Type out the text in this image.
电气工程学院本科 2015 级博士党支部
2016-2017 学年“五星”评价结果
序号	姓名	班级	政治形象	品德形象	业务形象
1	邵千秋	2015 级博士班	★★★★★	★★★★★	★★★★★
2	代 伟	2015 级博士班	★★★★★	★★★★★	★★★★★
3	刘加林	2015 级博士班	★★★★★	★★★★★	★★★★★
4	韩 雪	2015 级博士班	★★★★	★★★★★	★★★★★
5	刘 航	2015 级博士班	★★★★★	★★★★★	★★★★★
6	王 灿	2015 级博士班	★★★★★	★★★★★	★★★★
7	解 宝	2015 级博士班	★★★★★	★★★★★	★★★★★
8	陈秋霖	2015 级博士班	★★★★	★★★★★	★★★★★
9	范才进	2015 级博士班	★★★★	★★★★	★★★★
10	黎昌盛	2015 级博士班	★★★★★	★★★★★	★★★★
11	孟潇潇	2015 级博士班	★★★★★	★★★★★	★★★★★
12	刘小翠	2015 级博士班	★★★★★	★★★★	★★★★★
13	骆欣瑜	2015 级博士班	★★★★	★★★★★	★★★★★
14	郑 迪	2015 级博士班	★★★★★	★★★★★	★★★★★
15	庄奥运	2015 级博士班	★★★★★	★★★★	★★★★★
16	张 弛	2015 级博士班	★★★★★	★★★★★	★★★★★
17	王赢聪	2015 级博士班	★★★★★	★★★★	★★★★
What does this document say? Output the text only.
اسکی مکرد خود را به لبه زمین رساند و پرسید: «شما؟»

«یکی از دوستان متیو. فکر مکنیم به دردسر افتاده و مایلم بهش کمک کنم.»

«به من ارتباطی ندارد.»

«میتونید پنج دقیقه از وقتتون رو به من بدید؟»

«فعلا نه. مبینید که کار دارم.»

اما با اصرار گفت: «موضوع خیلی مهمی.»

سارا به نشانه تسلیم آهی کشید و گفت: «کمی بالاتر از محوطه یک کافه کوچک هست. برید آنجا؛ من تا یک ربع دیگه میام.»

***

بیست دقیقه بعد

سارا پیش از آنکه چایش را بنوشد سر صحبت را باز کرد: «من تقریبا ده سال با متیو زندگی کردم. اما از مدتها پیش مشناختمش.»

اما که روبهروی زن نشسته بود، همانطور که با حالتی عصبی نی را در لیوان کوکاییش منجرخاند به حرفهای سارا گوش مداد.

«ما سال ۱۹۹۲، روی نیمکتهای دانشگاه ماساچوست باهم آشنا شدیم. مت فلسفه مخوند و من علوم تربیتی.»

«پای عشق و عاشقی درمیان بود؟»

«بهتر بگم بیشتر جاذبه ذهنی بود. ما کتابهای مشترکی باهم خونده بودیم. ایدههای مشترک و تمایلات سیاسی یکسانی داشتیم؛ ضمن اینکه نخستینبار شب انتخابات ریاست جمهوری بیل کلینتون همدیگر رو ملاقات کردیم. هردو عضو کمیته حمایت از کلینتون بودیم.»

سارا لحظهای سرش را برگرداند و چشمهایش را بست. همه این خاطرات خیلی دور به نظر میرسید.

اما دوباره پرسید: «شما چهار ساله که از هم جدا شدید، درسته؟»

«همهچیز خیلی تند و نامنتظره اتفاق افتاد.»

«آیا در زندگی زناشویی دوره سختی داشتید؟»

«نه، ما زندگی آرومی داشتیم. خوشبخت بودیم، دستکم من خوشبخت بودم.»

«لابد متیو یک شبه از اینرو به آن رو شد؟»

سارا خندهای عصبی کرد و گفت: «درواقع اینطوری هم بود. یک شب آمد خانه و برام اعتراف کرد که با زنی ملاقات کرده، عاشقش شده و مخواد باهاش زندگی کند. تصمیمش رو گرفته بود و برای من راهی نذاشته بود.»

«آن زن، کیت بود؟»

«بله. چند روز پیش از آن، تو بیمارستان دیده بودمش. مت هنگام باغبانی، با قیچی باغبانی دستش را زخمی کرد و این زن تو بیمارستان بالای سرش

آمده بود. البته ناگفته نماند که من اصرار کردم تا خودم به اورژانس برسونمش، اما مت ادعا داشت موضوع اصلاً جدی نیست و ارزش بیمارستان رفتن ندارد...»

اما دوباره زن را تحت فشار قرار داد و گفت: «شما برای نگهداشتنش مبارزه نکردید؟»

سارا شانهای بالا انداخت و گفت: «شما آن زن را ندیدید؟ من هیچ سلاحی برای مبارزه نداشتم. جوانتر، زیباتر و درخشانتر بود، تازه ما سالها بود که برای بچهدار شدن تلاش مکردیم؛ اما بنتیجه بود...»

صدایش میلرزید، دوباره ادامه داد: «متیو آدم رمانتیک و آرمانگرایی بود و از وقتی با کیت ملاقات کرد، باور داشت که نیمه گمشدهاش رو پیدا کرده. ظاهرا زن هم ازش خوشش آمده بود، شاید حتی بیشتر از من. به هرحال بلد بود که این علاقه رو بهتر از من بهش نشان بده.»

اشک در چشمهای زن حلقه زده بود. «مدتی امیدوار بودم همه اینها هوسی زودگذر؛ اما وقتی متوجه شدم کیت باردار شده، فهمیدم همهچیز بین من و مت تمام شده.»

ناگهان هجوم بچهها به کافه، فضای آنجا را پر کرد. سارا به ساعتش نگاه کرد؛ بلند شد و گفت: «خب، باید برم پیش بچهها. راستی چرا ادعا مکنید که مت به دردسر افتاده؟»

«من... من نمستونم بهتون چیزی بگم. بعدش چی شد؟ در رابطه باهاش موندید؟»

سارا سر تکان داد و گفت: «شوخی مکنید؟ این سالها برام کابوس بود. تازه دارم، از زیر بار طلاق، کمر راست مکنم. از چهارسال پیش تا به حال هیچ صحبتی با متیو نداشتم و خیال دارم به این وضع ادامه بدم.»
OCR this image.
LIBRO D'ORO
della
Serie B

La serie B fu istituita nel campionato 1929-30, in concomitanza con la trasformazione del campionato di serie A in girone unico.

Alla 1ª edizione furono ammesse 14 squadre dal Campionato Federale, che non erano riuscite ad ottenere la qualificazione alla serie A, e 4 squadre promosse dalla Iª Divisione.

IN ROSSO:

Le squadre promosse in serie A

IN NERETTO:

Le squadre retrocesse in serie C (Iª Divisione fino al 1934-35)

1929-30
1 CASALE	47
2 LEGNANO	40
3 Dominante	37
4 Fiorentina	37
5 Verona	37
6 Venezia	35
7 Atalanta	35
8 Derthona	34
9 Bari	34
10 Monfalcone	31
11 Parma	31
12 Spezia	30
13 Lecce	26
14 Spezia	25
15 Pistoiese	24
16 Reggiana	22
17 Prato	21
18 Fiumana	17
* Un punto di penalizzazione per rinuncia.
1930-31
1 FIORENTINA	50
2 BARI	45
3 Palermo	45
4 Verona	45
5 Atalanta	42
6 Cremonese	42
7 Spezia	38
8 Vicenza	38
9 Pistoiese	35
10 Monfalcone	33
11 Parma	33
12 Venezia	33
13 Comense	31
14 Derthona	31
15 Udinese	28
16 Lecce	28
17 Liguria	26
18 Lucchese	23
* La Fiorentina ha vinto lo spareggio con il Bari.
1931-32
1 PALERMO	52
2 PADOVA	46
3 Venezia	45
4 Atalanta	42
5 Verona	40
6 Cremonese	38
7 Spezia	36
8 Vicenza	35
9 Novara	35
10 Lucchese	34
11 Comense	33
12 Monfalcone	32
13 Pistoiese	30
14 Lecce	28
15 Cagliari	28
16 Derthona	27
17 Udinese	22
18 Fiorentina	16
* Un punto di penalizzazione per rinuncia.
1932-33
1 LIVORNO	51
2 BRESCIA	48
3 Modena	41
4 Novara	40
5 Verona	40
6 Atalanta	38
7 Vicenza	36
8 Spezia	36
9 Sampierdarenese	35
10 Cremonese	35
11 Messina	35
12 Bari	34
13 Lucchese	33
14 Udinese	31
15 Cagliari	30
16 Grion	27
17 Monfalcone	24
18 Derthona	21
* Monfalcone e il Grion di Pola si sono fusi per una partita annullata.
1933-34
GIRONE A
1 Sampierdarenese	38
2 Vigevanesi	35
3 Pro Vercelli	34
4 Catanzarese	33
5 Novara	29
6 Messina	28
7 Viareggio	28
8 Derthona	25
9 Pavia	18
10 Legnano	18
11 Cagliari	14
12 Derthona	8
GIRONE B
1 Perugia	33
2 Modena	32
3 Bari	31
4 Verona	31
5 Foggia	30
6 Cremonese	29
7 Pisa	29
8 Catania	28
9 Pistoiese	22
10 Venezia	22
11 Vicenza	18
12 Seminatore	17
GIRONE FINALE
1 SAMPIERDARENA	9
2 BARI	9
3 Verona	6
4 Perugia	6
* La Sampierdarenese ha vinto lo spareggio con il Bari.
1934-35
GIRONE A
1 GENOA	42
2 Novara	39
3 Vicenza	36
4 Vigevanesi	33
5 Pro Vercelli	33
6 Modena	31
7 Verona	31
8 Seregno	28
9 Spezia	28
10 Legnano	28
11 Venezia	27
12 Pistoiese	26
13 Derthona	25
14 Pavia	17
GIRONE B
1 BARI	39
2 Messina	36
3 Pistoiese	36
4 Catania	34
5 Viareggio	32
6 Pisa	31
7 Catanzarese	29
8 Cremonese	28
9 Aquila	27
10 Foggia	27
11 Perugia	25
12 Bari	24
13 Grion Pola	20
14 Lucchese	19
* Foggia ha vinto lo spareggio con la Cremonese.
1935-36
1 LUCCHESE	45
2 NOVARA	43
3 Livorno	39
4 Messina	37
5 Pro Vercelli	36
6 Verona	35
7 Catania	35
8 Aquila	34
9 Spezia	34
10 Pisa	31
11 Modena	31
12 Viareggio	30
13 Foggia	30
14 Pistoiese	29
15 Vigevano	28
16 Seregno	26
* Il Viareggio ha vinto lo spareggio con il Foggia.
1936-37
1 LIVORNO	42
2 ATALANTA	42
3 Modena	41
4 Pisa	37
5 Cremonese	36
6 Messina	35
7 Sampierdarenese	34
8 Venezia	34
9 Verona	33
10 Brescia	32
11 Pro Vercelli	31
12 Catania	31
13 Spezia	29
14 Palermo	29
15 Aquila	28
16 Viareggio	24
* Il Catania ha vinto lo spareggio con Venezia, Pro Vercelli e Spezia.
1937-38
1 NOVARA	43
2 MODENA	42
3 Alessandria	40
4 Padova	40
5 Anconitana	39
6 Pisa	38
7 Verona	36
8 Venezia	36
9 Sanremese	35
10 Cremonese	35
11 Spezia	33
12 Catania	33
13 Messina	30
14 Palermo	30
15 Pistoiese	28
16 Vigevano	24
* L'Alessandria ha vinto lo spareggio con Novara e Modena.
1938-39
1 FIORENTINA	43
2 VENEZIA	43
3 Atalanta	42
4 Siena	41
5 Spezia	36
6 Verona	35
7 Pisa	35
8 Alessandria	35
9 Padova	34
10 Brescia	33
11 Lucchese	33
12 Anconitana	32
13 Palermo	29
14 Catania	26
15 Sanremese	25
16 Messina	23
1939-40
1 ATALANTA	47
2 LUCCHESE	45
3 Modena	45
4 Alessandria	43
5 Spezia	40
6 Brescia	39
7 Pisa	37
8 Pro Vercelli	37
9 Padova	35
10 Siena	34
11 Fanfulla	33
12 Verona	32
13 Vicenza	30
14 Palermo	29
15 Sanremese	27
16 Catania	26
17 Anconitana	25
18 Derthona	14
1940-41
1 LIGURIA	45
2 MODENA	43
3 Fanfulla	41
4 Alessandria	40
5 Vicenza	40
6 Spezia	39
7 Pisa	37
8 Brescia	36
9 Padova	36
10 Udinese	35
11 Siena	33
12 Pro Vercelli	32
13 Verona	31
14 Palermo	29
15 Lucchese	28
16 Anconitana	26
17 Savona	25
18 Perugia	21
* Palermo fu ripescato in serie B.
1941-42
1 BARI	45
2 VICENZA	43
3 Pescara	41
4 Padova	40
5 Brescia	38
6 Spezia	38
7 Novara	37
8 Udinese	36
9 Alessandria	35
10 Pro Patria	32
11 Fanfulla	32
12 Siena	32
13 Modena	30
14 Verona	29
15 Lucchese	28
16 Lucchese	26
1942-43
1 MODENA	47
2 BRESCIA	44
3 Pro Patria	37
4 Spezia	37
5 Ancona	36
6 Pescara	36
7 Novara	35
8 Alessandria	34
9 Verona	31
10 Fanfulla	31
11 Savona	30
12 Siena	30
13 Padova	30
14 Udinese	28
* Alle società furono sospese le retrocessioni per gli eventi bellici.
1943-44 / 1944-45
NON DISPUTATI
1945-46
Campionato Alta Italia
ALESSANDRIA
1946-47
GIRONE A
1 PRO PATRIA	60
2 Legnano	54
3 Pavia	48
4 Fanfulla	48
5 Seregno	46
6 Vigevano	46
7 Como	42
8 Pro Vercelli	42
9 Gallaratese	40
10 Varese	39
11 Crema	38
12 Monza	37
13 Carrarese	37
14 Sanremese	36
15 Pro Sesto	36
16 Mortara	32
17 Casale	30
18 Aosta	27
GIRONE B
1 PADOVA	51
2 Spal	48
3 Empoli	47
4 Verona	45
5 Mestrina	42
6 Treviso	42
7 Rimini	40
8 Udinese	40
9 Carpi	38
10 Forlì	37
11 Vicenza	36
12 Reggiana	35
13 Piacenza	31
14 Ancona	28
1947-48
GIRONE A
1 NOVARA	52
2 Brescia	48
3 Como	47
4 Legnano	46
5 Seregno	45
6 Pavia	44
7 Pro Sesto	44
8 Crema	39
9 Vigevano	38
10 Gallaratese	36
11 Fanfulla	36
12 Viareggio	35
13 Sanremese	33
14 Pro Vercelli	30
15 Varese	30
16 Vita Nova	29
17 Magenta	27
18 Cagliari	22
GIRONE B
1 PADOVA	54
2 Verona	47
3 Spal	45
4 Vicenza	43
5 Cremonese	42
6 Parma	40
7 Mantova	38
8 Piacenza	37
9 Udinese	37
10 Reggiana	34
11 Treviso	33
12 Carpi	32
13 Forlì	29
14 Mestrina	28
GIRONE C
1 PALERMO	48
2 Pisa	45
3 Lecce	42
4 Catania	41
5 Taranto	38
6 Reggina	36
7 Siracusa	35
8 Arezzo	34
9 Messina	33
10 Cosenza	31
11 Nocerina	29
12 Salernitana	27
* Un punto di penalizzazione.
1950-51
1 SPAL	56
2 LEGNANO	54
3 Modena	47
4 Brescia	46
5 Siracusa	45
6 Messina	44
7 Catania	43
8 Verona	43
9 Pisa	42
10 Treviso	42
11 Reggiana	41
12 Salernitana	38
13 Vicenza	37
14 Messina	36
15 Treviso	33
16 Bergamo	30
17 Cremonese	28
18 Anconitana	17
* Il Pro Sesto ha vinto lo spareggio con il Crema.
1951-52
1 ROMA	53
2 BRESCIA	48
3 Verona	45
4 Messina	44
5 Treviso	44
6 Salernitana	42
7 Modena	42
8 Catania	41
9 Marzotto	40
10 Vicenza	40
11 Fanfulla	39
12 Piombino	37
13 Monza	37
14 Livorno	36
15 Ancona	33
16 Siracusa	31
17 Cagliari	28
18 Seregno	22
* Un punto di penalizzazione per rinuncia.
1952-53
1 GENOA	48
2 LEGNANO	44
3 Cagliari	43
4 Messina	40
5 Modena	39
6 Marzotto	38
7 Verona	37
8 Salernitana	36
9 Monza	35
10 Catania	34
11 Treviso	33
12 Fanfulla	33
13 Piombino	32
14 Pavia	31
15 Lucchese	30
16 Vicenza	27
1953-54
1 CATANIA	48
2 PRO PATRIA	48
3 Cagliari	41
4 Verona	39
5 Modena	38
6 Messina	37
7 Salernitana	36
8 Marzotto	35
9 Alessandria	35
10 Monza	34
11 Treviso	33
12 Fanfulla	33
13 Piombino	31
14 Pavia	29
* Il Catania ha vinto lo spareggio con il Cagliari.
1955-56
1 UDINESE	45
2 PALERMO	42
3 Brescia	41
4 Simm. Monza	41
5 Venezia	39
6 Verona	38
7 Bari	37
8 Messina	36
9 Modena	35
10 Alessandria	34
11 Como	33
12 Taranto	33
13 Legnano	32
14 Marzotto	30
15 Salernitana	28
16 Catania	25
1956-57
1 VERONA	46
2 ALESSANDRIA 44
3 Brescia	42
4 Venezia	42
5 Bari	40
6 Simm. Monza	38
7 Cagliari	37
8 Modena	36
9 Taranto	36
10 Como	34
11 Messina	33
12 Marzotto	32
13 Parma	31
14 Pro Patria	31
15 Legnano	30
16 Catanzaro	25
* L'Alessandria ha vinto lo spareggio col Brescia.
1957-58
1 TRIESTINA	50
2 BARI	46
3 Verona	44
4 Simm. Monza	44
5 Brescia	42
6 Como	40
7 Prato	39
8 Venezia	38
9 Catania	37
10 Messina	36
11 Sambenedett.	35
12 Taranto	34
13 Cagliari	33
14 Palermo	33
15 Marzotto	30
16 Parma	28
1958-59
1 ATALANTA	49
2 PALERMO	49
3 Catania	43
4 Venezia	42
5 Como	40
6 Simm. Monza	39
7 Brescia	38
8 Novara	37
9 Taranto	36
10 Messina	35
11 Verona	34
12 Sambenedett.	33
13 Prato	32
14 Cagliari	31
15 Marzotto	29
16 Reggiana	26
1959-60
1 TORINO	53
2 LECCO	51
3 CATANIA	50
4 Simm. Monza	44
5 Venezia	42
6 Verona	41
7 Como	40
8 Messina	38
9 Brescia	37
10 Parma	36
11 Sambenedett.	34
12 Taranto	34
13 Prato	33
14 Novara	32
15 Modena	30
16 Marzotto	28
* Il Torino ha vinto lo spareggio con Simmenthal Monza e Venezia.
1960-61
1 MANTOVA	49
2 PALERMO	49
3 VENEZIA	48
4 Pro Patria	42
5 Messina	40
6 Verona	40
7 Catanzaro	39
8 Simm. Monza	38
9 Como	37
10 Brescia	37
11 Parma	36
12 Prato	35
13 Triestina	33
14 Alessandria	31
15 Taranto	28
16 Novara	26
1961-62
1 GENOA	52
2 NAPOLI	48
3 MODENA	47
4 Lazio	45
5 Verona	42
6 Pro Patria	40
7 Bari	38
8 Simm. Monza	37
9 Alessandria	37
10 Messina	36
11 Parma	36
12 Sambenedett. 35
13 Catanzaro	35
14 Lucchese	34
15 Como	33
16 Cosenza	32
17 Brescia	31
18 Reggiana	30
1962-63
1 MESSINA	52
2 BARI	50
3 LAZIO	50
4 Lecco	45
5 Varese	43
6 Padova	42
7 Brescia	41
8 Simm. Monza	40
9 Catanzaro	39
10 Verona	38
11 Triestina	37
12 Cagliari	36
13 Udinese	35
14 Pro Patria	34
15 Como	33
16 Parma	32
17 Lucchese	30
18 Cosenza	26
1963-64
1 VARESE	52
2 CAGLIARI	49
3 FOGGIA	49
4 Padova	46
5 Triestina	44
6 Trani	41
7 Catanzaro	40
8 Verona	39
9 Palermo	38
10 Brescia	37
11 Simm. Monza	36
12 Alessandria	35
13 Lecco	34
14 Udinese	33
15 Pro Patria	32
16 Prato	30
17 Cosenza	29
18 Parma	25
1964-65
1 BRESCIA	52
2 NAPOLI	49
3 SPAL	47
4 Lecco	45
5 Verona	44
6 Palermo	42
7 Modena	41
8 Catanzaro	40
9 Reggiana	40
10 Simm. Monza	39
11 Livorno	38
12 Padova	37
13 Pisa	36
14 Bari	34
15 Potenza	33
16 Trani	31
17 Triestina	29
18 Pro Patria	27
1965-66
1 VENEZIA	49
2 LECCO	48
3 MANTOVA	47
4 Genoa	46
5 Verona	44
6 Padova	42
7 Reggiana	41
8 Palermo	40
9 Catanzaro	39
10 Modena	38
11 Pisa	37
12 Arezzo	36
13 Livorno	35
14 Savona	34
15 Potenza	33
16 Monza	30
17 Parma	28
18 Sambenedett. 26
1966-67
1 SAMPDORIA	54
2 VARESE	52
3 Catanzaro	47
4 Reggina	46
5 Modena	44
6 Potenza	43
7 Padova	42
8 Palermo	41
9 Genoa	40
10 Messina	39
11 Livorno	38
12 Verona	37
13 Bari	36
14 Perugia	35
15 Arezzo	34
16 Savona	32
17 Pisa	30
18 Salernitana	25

### WHAT THE TASK ASKS
Determine the count of lines in the data above with the string "بودیم" in them, and give that count alone.

### TASK ANSWER
2